**Dataset excerpts**
>> BEGIN

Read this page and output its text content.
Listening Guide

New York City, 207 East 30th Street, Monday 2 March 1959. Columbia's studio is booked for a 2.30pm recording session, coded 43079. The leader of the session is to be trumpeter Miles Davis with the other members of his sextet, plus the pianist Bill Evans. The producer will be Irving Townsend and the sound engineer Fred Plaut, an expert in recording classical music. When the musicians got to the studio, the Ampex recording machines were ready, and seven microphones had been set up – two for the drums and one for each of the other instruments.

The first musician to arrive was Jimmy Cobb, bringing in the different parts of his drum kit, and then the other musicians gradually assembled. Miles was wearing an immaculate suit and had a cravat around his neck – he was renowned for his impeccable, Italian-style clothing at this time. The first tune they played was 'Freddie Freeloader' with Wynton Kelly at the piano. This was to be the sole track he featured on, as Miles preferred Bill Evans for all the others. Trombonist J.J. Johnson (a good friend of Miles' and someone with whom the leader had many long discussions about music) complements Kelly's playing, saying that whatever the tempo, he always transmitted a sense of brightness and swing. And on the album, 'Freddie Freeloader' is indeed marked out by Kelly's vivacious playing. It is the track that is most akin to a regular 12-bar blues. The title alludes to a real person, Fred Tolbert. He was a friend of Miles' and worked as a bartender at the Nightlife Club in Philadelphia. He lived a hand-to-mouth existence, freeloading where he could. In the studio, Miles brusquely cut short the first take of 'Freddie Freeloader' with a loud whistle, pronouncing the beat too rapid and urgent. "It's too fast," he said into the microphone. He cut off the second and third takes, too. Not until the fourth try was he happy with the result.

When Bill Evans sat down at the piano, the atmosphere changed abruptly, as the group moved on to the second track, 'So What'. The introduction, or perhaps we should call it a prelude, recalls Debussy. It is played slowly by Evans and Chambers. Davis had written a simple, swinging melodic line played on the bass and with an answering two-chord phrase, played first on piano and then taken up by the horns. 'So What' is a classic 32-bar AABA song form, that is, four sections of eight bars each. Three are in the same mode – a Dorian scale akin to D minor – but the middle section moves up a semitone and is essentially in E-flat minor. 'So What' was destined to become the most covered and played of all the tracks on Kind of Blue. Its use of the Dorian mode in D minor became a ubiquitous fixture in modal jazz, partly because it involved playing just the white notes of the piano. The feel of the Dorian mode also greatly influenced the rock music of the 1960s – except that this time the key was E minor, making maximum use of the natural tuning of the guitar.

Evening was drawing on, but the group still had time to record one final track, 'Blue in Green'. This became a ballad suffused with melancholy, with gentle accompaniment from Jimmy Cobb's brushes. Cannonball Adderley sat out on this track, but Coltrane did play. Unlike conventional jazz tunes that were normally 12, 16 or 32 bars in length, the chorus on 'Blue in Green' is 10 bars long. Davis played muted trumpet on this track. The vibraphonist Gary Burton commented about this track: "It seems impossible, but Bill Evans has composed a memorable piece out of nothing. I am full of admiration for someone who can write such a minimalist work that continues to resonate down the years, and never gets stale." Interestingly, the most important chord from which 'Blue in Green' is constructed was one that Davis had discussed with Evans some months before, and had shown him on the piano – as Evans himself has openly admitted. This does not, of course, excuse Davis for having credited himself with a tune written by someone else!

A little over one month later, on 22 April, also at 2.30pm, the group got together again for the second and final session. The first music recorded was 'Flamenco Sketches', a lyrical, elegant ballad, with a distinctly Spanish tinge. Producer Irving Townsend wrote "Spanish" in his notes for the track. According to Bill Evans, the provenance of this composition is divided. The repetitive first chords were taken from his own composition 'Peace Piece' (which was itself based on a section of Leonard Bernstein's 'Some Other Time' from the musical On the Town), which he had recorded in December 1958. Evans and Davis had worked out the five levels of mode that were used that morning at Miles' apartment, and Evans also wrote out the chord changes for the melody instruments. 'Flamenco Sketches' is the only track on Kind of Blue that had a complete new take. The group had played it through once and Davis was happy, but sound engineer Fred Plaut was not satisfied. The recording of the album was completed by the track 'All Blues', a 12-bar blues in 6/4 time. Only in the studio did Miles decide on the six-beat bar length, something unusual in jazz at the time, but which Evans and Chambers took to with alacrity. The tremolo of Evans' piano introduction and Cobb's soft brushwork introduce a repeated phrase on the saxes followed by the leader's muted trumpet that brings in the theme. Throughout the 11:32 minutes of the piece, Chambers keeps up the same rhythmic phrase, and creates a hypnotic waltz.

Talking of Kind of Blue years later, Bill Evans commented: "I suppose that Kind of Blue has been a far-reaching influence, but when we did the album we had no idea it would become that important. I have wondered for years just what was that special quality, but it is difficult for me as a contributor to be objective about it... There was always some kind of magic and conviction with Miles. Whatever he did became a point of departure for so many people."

>> END

**What the task asks**
Exactly reproduce all of the entries above.

**Response to the exercise**
Read this page and output its text content.
Listening Guide

New York City, 207 East 30th Street, Monday 2 March 1959. Columbia's studio is booked for a 2.30pm recording session, coded 43079. The leader of the session is to be trumpeter Miles Davis with the other members of his sextet, plus the pianist Bill Evans. The producer will be Irving Townsend and the sound engineer Fred Plaut, an expert in recording classical music. When the musicians got to the studio, the Ampex recording machines were ready, and seven microphones had been set up – two for the drums and one for each of the other instruments.

The first musician to arrive was Jimmy Cobb, bringing in the different parts of his drum kit, and then the other musicians gradually assembled. Miles was wearing an immaculate suit and had a cravat around his neck – he was renowned for his impeccable, Italian-style clothing at this time. The first tune they played was 'Freddie Freeloader' with Wynton Kelly at the piano. This was to be the sole track he featured on, as Miles preferred Bill Evans for all the others. Trombonist J.J. Johnson (a good friend of Miles' and someone with whom the leader had many long discussions about music) complements Kelly's playing, saying that whatever the tempo, he always transmitted a sense of brightness and swing. And on the album, 'Freddie Freeloader' is indeed marked out by Kelly's vivacious playing. It is the track that is most akin to a regular 12-bar blues. The title alludes to a real person, Fred Tolbert. He was a friend of Miles' and worked as a bartender at the Nightlife Club in Philadelphia. He lived a hand-to-mouth existence, freeloading where he could. In the studio, Miles brusquely cut short the first take of 'Freddie Freeloader' with a loud whistle, pronouncing the beat too rapid and urgent. "It's too fast," he said into the microphone. He cut off the second and third takes, too. Not until the fourth try was he happy with the result.

When Bill Evans sat down at the piano, the atmosphere changed abruptly, as the group moved on to the second track, 'So What'. The introduction, or perhaps we should call it a prelude, recalls Debussy. It is played slowly by Evans and Chambers. Davis had written a simple, swinging melodic line played on the bass and with an answering two-chord phrase, played first on piano and then taken up by the horns. 'So What' is a classic 32-bar AABA song form, that is, four sections of eight bars each. Three are in the same mode – a Dorian scale akin to D minor – but the middle section moves up a semitone and is essentially in E-flat minor. 'So What' was destined to become the most covered and played of all the tracks on Kind of Blue. Its use of the Dorian mode in D minor became a ubiquitous fixture in modal jazz, partly because it involved playing just the white notes of the piano. The feel of the Dorian mode also greatly influenced the rock music of the 1960s – except that this time the key was E minor, making maximum use of the natural tuning of the guitar.

Evening was drawing on, but the group still had time to record one final track, 'Blue in Green'. This became a ballad suffused with melancholy, with gentle accompaniment from Jimmy Cobb's brushes. Cannonball Adderley sat out on this track, but Coltrane did play. Unlike conventional jazz tunes that were normally 12, 16 or 32 bars in length, the chorus on 'Blue in Green' is 10 bars long. Davis played muted trumpet on this track. The vibraphonist Gary Burton commented about this track: "It seems impossible, but Bill Evans has composed a memorable piece out of nothing. I am full of admiration for someone who can write such a minimalist work that continues to resonate down the years, and never gets stale." Interestingly, the most important chord from which 'Blue in Green' is constructed was one that Davis had discussed with Evans some months before, and had shown him on the piano – as Evans himself has openly admitted. This does not, of course, excuse Davis for having credited himself with a tune written by someone else!

A little over one month later, on 22 April, also at 2.30pm, the group got together again for the second and final session. The first music recorded was 'Flamenco Sketches', a lyrical, elegant ballad, with a distinctly Spanish tinge. Producer Irving Townsend wrote "Spanish" in his notes for the track. According to Bill Evans, the provenance of this composition is divided. The repetitive first chords were taken from his own composition 'Peace Piece' (which was itself based on a section of Leonard Bernstein's 'Some Other Time' from the musical On the Town), which he had recorded in December 1958. Evans and Davis had worked out the five levels of mode that were used that morning at Miles' apartment, and Evans also wrote out the chord changes for the melody instruments. 'Flamenco Sketches' is the only track on Kind of Blue that had a complete new take. The group had played it through once and Davis was happy, but sound engineer Fred Plaut was not satisfied. The recording of the album was completed by the track 'All Blues', a 12-bar blues in 6/4 time. Only in the studio did Miles decide on the six-beat bar length, something unusual in jazz at the time, but which Evans and Chambers took to with alacrity. The tremolo of Evans' piano introduction and Cobb's soft brushwork introduce a repeated phrase on the saxes followed by the leader's muted trumpet that brings in the theme. Throughout the 11:32 minutes of the piece, Chambers keeps up the same rhythmic phrase, and creates a hypnotic waltz.

Talking of Kind of Blue years later, Bill Evans commented: "I suppose that Kind of Blue has been a far-reaching influence, but when we did the album we had no idea it would become that important. I have wondered for years just what was that special quality, but it is difficult for me as a contributor to be objective about it... There was always some kind of magic and conviction with Miles. Whatever he did became a point of departure for so many people."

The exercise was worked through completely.